* **What this task involves**
Every line of the data that contains the string "Online" must be copied.
-- Start of Records for processing --
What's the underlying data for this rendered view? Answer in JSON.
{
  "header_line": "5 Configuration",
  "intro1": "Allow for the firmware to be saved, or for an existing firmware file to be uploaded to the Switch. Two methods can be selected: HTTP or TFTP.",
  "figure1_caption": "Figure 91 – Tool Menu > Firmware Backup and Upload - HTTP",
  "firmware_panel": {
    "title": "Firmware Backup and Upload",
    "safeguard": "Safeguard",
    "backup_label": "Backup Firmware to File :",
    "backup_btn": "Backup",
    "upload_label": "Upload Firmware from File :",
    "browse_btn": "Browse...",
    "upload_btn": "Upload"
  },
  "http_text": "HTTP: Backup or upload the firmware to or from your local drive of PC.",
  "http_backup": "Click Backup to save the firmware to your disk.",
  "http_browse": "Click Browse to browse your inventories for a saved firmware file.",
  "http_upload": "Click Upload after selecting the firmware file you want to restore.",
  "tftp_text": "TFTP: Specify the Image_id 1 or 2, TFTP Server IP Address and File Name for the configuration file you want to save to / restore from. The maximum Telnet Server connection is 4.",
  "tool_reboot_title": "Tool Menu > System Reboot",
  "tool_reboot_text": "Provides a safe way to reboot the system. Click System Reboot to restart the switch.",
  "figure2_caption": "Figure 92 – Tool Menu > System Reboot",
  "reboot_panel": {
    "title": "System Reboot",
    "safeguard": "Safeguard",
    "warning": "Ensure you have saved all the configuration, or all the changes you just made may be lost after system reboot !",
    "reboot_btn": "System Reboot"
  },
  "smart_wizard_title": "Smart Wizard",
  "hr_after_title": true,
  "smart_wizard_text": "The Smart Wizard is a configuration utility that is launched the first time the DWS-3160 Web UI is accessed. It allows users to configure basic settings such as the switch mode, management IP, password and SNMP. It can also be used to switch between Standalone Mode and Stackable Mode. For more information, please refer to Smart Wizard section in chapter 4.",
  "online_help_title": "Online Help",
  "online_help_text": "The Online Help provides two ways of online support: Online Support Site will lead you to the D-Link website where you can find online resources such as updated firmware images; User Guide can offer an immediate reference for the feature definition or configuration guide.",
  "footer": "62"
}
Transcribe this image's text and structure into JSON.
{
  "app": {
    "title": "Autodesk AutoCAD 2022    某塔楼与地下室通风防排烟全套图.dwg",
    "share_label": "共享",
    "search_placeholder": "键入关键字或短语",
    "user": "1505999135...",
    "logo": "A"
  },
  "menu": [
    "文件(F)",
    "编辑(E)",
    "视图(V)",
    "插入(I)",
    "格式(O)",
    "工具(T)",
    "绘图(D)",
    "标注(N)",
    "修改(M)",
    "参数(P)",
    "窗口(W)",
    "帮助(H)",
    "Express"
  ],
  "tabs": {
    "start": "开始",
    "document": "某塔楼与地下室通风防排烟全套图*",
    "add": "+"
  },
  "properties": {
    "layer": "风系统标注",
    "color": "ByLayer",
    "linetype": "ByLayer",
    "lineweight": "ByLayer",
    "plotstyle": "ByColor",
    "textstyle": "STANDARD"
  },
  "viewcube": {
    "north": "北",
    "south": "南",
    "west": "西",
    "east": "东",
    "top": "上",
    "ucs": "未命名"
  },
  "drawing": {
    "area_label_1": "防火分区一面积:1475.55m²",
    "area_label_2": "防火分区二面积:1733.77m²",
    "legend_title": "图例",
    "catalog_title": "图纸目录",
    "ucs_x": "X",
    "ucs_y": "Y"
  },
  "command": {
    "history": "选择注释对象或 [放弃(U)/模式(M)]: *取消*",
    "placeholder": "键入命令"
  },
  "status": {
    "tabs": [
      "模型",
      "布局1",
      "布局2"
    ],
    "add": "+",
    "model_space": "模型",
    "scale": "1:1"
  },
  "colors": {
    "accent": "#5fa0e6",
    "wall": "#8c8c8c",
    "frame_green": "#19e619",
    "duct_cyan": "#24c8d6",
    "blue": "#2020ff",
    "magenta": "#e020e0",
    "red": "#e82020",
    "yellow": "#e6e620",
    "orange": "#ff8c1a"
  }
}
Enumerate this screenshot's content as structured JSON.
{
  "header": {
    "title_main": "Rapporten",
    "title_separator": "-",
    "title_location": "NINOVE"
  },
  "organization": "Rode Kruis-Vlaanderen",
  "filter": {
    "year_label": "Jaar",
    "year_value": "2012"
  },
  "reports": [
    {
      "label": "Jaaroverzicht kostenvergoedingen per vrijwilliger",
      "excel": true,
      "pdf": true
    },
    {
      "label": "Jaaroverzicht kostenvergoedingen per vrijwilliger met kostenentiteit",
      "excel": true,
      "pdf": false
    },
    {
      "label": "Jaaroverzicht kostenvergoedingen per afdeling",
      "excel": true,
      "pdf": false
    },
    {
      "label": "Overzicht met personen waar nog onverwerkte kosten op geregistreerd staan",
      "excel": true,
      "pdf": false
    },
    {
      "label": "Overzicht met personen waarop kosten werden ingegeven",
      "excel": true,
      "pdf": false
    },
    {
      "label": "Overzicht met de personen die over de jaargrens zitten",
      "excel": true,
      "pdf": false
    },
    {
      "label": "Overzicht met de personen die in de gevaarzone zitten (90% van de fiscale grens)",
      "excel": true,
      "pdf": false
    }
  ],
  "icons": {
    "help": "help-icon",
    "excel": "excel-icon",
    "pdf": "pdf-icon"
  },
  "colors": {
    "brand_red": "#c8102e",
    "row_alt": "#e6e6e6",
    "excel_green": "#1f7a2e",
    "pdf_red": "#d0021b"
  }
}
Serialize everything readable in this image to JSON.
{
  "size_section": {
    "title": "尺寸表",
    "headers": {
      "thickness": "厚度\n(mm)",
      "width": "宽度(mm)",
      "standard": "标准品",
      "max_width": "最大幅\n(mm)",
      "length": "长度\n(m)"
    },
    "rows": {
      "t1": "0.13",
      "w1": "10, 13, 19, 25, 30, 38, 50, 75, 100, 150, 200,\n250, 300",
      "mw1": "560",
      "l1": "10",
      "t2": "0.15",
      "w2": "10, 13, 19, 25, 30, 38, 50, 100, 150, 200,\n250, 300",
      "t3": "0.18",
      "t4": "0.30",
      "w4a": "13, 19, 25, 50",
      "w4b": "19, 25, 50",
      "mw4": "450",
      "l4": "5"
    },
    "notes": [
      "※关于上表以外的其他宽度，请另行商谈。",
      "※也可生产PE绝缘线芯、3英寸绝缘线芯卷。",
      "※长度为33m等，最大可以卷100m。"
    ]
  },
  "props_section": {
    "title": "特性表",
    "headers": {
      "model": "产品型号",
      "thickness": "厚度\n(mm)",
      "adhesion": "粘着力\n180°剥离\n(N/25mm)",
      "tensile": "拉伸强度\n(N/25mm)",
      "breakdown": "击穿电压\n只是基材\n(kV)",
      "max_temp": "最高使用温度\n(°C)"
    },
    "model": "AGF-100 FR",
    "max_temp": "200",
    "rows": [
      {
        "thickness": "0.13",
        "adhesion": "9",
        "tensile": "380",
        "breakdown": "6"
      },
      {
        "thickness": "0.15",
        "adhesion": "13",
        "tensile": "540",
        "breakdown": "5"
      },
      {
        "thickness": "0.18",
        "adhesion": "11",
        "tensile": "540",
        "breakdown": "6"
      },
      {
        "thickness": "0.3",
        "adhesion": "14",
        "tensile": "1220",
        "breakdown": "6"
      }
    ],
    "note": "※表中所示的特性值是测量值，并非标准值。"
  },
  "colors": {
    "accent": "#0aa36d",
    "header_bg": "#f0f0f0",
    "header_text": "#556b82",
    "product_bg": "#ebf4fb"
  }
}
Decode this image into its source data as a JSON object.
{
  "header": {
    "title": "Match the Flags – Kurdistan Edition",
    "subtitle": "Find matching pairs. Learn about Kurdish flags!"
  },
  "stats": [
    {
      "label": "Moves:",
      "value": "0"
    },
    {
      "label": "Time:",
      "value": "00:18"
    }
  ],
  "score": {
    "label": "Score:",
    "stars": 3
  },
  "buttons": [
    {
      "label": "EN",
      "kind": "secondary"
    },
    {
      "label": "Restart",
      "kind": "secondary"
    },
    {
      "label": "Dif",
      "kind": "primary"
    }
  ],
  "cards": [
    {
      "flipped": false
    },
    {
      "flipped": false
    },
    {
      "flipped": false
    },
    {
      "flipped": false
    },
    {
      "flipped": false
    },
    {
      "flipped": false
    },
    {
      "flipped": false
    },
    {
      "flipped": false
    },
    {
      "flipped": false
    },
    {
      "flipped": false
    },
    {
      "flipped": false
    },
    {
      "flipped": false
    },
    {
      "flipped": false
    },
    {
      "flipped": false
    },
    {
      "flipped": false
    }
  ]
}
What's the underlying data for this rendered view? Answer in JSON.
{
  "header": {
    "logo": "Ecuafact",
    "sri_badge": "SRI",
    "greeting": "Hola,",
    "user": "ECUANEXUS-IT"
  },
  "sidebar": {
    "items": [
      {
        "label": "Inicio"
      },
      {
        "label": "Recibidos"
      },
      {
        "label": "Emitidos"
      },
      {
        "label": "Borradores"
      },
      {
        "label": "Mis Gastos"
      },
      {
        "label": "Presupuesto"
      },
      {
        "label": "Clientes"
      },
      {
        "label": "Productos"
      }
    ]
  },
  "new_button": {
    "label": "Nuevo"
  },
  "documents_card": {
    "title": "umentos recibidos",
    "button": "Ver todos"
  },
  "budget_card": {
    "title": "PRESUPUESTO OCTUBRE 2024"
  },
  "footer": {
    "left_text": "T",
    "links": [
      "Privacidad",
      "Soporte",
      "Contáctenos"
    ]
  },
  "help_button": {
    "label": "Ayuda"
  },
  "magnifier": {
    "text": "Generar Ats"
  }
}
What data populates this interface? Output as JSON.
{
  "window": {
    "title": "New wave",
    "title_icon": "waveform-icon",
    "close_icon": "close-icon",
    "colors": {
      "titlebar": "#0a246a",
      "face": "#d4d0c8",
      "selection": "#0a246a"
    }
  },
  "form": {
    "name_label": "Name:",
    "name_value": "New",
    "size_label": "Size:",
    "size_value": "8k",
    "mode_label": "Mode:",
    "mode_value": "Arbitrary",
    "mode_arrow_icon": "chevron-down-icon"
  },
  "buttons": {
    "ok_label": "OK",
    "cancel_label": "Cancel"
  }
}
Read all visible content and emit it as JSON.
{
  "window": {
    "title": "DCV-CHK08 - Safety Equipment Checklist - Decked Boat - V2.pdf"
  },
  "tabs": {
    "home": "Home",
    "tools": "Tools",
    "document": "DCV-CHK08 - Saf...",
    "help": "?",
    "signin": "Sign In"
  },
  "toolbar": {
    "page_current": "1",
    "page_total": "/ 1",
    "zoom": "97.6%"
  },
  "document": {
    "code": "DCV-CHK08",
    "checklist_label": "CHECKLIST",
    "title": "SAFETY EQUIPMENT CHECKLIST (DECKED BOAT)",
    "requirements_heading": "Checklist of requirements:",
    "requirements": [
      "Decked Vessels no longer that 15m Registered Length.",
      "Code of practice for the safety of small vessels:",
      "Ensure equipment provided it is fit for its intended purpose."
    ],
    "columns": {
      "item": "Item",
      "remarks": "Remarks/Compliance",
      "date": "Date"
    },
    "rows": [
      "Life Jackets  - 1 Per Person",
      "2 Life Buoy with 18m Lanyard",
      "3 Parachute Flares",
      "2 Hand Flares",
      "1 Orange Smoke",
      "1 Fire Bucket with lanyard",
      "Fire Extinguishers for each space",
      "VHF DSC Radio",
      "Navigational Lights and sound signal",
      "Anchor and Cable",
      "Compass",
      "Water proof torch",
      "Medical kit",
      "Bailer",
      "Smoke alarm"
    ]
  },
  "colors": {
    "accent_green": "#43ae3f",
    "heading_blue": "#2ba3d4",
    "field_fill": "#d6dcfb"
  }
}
-- End of Records for processing --
* **Written solution**
  "online_help_title": "Online Help",
  "online_help_text": "The Online Help provides two ways of online support: Online Support Site will lead you to the D-Link website where you can find online resources such as updated firmware images; User Guide can offer an immediate reference for the feature definition or configuration guide.",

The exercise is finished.